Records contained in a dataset
--- BEGIN ---
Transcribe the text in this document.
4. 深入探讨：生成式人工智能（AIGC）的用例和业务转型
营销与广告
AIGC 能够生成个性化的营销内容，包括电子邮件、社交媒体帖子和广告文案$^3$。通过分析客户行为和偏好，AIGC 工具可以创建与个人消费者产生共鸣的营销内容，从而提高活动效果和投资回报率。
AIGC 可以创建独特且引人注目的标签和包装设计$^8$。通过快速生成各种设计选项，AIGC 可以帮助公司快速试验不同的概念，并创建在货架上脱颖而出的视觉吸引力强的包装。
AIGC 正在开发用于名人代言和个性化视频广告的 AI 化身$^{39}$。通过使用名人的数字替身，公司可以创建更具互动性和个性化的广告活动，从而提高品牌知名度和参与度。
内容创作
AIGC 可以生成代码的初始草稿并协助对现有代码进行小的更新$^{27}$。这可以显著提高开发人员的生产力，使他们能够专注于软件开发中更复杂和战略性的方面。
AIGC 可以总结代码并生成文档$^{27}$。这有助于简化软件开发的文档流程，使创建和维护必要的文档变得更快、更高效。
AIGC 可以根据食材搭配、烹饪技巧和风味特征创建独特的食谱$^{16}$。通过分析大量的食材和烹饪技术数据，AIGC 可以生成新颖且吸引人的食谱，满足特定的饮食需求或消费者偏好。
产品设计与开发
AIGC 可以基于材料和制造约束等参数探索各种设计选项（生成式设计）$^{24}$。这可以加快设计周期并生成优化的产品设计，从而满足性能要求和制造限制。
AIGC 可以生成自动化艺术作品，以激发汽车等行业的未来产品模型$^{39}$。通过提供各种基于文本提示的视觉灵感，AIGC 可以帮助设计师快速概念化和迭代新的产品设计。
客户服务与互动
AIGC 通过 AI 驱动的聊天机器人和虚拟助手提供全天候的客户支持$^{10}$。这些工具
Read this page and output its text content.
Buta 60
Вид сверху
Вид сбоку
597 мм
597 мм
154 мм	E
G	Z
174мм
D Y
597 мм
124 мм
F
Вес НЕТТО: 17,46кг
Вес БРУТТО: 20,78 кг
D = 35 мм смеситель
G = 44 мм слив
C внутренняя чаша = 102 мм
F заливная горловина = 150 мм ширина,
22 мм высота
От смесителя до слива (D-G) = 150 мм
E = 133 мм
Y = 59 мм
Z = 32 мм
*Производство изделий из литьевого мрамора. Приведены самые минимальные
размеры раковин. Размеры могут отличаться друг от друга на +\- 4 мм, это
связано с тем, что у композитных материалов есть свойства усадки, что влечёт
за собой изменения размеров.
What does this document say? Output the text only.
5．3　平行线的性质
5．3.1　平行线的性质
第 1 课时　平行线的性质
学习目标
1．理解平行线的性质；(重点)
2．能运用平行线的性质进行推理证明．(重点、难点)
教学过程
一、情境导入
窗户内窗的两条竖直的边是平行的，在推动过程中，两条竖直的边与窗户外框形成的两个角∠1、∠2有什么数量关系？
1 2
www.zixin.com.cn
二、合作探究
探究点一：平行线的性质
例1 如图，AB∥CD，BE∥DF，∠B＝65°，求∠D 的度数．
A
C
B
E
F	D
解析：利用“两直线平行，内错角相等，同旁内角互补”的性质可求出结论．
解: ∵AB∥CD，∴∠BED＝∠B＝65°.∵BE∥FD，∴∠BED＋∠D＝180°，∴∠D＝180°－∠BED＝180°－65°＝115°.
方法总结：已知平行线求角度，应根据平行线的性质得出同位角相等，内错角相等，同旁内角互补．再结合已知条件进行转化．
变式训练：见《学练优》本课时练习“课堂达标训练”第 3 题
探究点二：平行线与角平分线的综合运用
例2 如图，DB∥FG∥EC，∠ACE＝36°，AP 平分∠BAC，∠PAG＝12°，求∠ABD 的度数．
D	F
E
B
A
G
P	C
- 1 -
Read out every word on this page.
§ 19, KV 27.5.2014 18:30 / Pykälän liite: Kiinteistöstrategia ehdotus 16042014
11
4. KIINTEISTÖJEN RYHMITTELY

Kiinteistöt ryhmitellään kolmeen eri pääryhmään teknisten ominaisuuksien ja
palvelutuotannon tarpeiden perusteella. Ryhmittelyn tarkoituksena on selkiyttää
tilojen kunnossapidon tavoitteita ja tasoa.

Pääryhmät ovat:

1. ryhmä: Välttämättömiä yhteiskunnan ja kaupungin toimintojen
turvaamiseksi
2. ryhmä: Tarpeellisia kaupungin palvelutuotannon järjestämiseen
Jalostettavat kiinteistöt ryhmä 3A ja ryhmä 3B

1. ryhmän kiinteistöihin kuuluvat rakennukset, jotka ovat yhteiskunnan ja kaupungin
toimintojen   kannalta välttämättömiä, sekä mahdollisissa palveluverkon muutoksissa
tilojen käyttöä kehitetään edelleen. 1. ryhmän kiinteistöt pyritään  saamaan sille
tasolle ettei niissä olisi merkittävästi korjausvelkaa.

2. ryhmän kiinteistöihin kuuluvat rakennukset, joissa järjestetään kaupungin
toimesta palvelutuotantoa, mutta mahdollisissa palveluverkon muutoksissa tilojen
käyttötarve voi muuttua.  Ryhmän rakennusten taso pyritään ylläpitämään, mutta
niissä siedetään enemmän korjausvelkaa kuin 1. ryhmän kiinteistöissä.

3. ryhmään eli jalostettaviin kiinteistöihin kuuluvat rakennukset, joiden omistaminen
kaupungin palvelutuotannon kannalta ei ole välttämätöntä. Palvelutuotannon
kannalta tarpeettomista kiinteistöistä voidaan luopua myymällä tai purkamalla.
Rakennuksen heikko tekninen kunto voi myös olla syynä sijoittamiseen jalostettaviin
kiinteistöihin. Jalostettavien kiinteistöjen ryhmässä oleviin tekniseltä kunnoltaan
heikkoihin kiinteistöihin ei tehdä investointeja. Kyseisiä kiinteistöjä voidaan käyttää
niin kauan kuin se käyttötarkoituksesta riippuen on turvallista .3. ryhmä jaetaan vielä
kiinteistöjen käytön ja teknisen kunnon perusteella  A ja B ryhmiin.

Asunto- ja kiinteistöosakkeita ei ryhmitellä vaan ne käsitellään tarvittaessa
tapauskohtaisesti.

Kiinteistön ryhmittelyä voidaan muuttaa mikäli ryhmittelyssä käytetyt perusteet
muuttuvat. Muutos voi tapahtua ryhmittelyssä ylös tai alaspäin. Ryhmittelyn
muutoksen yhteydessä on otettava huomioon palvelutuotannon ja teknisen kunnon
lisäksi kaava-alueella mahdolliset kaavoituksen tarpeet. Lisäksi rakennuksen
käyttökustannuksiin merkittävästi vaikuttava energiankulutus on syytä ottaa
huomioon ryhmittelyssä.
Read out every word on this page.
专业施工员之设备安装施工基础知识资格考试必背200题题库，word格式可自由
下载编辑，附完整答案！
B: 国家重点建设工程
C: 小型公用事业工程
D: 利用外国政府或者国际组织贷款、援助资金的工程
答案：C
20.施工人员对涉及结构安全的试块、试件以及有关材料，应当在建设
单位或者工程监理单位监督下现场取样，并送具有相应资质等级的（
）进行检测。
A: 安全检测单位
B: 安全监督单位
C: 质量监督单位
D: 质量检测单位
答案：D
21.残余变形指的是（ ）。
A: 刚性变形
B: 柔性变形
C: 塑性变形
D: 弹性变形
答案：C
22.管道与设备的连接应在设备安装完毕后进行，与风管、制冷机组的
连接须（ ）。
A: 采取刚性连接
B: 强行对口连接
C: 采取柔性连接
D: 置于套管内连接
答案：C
--- END ---
** Requirements **
Exactly as written, please output every entry.

** Answer below **
Transcribe the text in this document.
4. 深入探讨：生成式人工智能（AIGC）的用例和业务转型
营销与广告
AIGC 能够生成个性化的营销内容，包括电子邮件、社交媒体帖子和广告文案$^3$。通过分析客户行为和偏好，AIGC 工具可以创建与个人消费者产生共鸣的营销内容，从而提高活动效果和投资回报率。
AIGC 可以创建独特且引人注目的标签和包装设计$^8$。通过快速生成各种设计选项，AIGC 可以帮助公司快速试验不同的概念，并创建在货架上脱颖而出的视觉吸引力强的包装。
AIGC 正在开发用于名人代言和个性化视频广告的 AI 化身$^{39}$。通过使用名人的数字替身，公司可以创建更具互动性和个性化的广告活动，从而提高品牌知名度和参与度。
内容创作
AIGC 可以生成代码的初始草稿并协助对现有代码进行小的更新$^{27}$。这可以显著提高开发人员的生产力，使他们能够专注于软件开发中更复杂和战略性的方面。
AIGC 可以总结代码并生成文档$^{27}$。这有助于简化软件开发的文档流程，使创建和维护必要的文档变得更快、更高效。
AIGC 可以根据食材搭配、烹饪技巧和风味特征创建独特的食谱$^{16}$。通过分析大量的食材和烹饪技术数据，AIGC 可以生成新颖且吸引人的食谱，满足特定的饮食需求或消费者偏好。
产品设计与开发
AIGC 可以基于材料和制造约束等参数探索各种设计选项（生成式设计）$^{24}$。这可以加快设计周期并生成优化的产品设计，从而满足性能要求和制造限制。
AIGC 可以生成自动化艺术作品，以激发汽车等行业的未来产品模型$^{39}$。通过提供各种基于文本提示的视觉灵感，AIGC 可以帮助设计师快速概念化和迭代新的产品设计。
客户服务与互动
AIGC 通过 AI 驱动的聊天机器人和虚拟助手提供全天候的客户支持$^{10}$。这些工具
Read this page and output its text content.
Buta 60
Вид сверху
Вид сбоку
597 мм
597 мм
154 мм	E
G	Z
174мм
D Y
597 мм
124 мм
F
Вес НЕТТО: 17,46кг
Вес БРУТТО: 20,78 кг
D = 35 мм смеситель
G = 44 мм слив
C внутренняя чаша = 102 мм
F заливная горловина = 150 мм ширина,
22 мм высота
От смесителя до слива (D-G) = 150 мм
E = 133 мм
Y = 59 мм
Z = 32 мм
*Производство изделий из литьевого мрамора. Приведены самые минимальные
размеры раковин. Размеры могут отличаться друг от друга на +\- 4 мм, это
связано с тем, что у композитных материалов есть свойства усадки, что влечёт
за собой изменения размеров.
What does this document say? Output the text only.
5．3　平行线的性质
5．3.1　平行线的性质
第 1 课时　平行线的性质
学习目标
1．理解平行线的性质；(重点)
2．能运用平行线的性质进行推理证明．(重点、难点)
教学过程
一、情境导入
窗户内窗的两条竖直的边是平行的，在推动过程中，两条竖直的边与窗户外框形成的两个角∠1、∠2有什么数量关系？
1 2
www.zixin.com.cn
二、合作探究
探究点一：平行线的性质
例1 如图，AB∥CD，BE∥DF，∠B＝65°，求∠D 的度数．
A
C
B
E
F	D
解析：利用“两直线平行，内错角相等，同旁内角互补”的性质可求出结论．
解: ∵AB∥CD，∴∠BED＝∠B＝65°.∵BE∥FD，∴∠BED＋∠D＝180°，∴∠D＝180°－∠BED＝180°－65°＝115°.
方法总结：已知平行线求角度，应根据平行线的性质得出同位角相等，内错角相等，同旁内角互补．再结合已知条件进行转化．
变式训练：见《学练优》本课时练习“课堂达标训练”第 3 题
探究点二：平行线与角平分线的综合运用
例2 如图，DB∥FG∥EC，∠ACE＝36°，AP 平分∠BAC，∠PAG＝12°，求∠ABD 的度数．
D	F
E
B
A
G
P	C
- 1 -
Read out every word on this page.
§ 19, KV 27.5.2014 18:30 / Pykälän liite: Kiinteistöstrategia ehdotus 16042014
11
4. KIINTEISTÖJEN RYHMITTELY

Kiinteistöt ryhmitellään kolmeen eri pääryhmään teknisten ominaisuuksien ja
palvelutuotannon tarpeiden perusteella. Ryhmittelyn tarkoituksena on selkiyttää
tilojen kunnossapidon tavoitteita ja tasoa.

Pääryhmät ovat:

1. ryhmä: Välttämättömiä yhteiskunnan ja kaupungin toimintojen
turvaamiseksi
2. ryhmä: Tarpeellisia kaupungin palvelutuotannon järjestämiseen
Jalostettavat kiinteistöt ryhmä 3A ja ryhmä 3B

1. ryhmän kiinteistöihin kuuluvat rakennukset, jotka ovat yhteiskunnan ja kaupungin
toimintojen   kannalta välttämättömiä, sekä mahdollisissa palveluverkon muutoksissa
tilojen käyttöä kehitetään edelleen. 1. ryhmän kiinteistöt pyritään  saamaan sille
tasolle ettei niissä olisi merkittävästi korjausvelkaa.

2. ryhmän kiinteistöihin kuuluvat rakennukset, joissa järjestetään kaupungin
toimesta palvelutuotantoa, mutta mahdollisissa palveluverkon muutoksissa tilojen
käyttötarve voi muuttua.  Ryhmän rakennusten taso pyritään ylläpitämään, mutta
niissä siedetään enemmän korjausvelkaa kuin 1. ryhmän kiinteistöissä.

3. ryhmään eli jalostettaviin kiinteistöihin kuuluvat rakennukset, joiden omistaminen
kaupungin palvelutuotannon kannalta ei ole välttämätöntä. Palvelutuotannon
kannalta tarpeettomista kiinteistöistä voidaan luopua myymällä tai purkamalla.
Rakennuksen heikko tekninen kunto voi myös olla syynä sijoittamiseen jalostettaviin
kiinteistöihin. Jalostettavien kiinteistöjen ryhmässä oleviin tekniseltä kunnoltaan
heikkoihin kiinteistöihin ei tehdä investointeja. Kyseisiä kiinteistöjä voidaan käyttää
niin kauan kuin se käyttötarkoituksesta riippuen on turvallista .3. ryhmä jaetaan vielä
kiinteistöjen käytön ja teknisen kunnon perusteella  A ja B ryhmiin.

Asunto- ja kiinteistöosakkeita ei ryhmitellä vaan ne käsitellään tarvittaessa
tapauskohtaisesti.

Kiinteistön ryhmittelyä voidaan muuttaa mikäli ryhmittelyssä käytetyt perusteet
muuttuvat. Muutos voi tapahtua ryhmittelyssä ylös tai alaspäin. Ryhmittelyn
muutoksen yhteydessä on otettava huomioon palvelutuotannon ja teknisen kunnon
lisäksi kaava-alueella mahdolliset kaavoituksen tarpeet. Lisäksi rakennuksen
käyttökustannuksiin merkittävästi vaikuttava energiankulutus on syytä ottaa
huomioon ryhmittelyssä.
Read out every word on this page.
专业施工员之设备安装施工基础知识资格考试必背200题题库，word格式可自由
下载编辑，附完整答案！
B: 国家重点建设工程
C: 小型公用事业工程
D: 利用外国政府或者国际组织贷款、援助资金的工程
答案：C
20.施工人员对涉及结构安全的试块、试件以及有关材料，应当在建设
单位或者工程监理单位监督下现场取样，并送具有相应资质等级的（
）进行检测。
A: 安全检测单位
B: 安全监督单位
C: 质量监督单位
D: 质量检测单位
答案：D
21.残余变形指的是（ ）。
A: 刚性变形
B: 柔性变形
C: 塑性变形
D: 弹性变形
答案：C
22.管道与设备的连接应在设备安装完毕后进行，与风管、制冷机组的
连接须（ ）。
A: 采取刚性连接
B: 强行对口连接
C: 采取柔性连接
D: 置于套管内连接
答案：C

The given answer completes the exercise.